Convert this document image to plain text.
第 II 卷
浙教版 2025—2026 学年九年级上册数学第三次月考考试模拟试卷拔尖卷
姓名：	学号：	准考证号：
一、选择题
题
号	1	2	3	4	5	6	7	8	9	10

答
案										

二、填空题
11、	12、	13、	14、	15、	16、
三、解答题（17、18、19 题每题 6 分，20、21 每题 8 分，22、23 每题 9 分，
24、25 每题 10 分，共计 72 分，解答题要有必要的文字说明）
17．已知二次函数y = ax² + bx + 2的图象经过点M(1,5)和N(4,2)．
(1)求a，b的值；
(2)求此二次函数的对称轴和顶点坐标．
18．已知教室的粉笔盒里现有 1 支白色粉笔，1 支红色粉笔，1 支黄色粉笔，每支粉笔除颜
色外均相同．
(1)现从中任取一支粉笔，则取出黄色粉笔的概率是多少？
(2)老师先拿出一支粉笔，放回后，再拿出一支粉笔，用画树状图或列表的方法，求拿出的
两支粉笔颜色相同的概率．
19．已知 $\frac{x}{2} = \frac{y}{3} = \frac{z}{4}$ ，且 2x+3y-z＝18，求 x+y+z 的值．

▸ Exercise requirements: Repeat the material above in full, exactly as it stands.

▸ Solution for this problem:
Convert this document image to plain text.
第 II 卷
浙教版 2025—2026 学年九年级上册数学第三次月考考试模拟试卷拔尖卷
姓名：	学号：	准考证号：
一、选择题
题
号	1	2	3	4	5	6	7	8	9	10

答
案										

二、填空题
11、	12、	13、	14、	15、	16、
三、解答题（17、18、19 题每题 6 分，20、21 每题 8 分，22、23 每题 9 分，
24、25 每题 10 分，共计 72 分，解答题要有必要的文字说明）
17．已知二次函数y = ax² + bx + 2的图象经过点M(1,5)和N(4,2)．
(1)求a，b的值；
(2)求此二次函数的对称轴和顶点坐标．
18．已知教室的粉笔盒里现有 1 支白色粉笔，1 支红色粉笔，1 支黄色粉笔，每支粉笔除颜
色外均相同．
(1)现从中任取一支粉笔，则取出黄色粉笔的概率是多少？
(2)老师先拿出一支粉笔，放回后，再拿出一支粉笔，用画树状图或列表的方法，求拿出的
两支粉笔颜色相同的概率．
19．已知 $\frac{x}{2} = \frac{y}{3} = \frac{z}{4}$ ，且 2x+3y-z＝18，求 x+y+z 的值．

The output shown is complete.